## PROBLEM TO WORK ON
Output every line exactly as written. Leave out pictures.
★ ★ ★
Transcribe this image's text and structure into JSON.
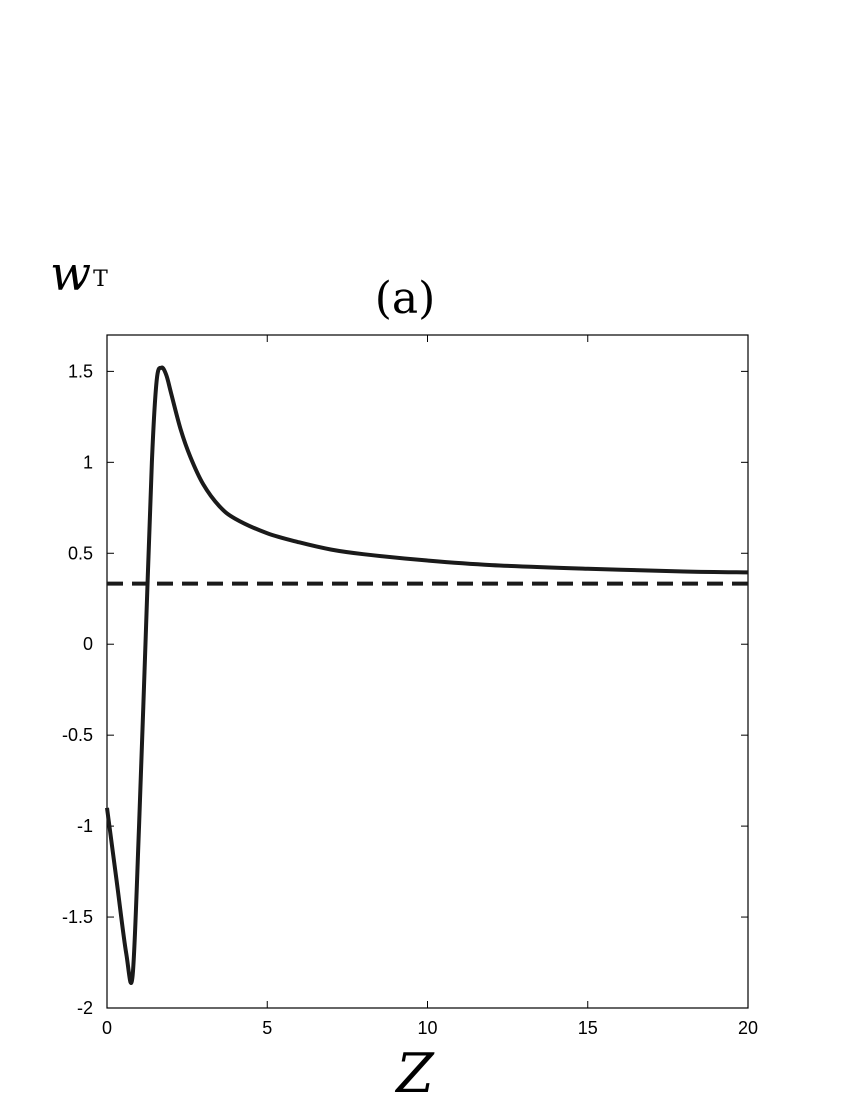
{
  "chart_data": {
    "type": "line",
    "title": "(a)",
    "xlabel": "Z",
    "ylabel": "w",
    "ylabel_subscript": "T",
    "xlim": [
      0,
      20
    ],
    "ylim": [
      -2,
      1.7
    ],
    "xticks": [
      0,
      5,
      10,
      15,
      20
    ],
    "yticks": [
      -2,
      -1.5,
      -1,
      -0.5,
      0,
      0.5,
      1,
      1.5
    ],
    "xtick_labels": [
      "0",
      "5",
      "10",
      "15",
      "20"
    ],
    "ytick_labels": [
      "-2",
      "-1.5",
      "-1",
      "-0.5",
      "0",
      "0.5",
      "1",
      "1.5"
    ],
    "grid": false,
    "series": [
      {
        "style": "solid",
        "color": "#1a1a1a",
        "x": [
          0,
          0.3,
          0.6,
          0.8,
          1.0,
          1.2,
          1.4,
          1.55,
          1.7,
          1.85,
          2.0,
          2.3,
          2.6,
          3.0,
          3.5,
          4.0,
          5.0,
          6.0,
          7.0,
          8.0,
          10.0,
          12.0,
          15.0,
          18.0,
          20.0
        ],
        "y": [
          -0.9,
          -1.3,
          -1.7,
          -1.82,
          -1.0,
          0.0,
          1.0,
          1.45,
          1.52,
          1.48,
          1.38,
          1.18,
          1.03,
          0.88,
          0.76,
          0.69,
          0.61,
          0.56,
          0.52,
          0.495,
          0.46,
          0.435,
          0.415,
          0.4,
          0.395
        ]
      },
      {
        "style": "dashed",
        "color": "#1a1a1a",
        "x": [
          0,
          20
        ],
        "y": [
          0.333,
          0.333
        ]
      }
    ]
  }
}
★ ★ ★
## ANSWER TO THE TASK
Transcribe this image's text and structure into JSON.
{
  "chart_data": {
    "type": "line",
    "title": "(a)",
    "xlabel": "Z",
    "ylabel": "w",
    "ylabel_subscript": "T",
    "xlim": [
      0,
      20
    ],
    "ylim": [
      -2,
      1.7
    ],
    "xticks": [
      0,
      5,
      10,
      15,
      20
    ],
    "yticks": [
      -2,
      -1.5,
      -1,
      -0.5,
      0,
      0.5,
      1,
      1.5
    ],
    "xtick_labels": [
      "0",
      "5",
      "10",
      "15",
      "20"
    ],
    "ytick_labels": [
      "-2",
      "-1.5",
      "-1",
      "-0.5",
      "0",
      "0.5",
      "1",
      "1.5"
    ],
    "grid": false,
    "series": [
      {
        "style": "solid",
        "color": "#1a1a1a",
        "x": [
          0,
          0.3,
          0.6,
          0.8,
          1.0,
          1.2,
          1.4,
          1.55,
          1.7,
          1.85,
          2.0,
          2.3,
          2.6,
          3.0,
          3.5,
          4.0,
          5.0,
          6.0,
          7.0,
          8.0,
          10.0,
          12.0,
          15.0,
          18.0,
          20.0
        ],
        "y": [
          -0.9,
          -1.3,
          -1.7,
          -1.82,
          -1.0,
          0.0,
          1.0,
          1.45,
          1.52,
          1.48,
          1.38,
          1.18,
          1.03,
          0.88,
          0.76,
          0.69,
          0.61,
          0.56,
          0.52,
          0.495,
          0.46,
          0.435,
          0.415,
          0.4,
          0.395
        ]
      },
      {
        "style": "dashed",
        "color": "#1a1a1a",
        "x": [
          0,
          20
        ],
        "y": [
          0.333,
          0.333
        ]
      }
    ]
  }
}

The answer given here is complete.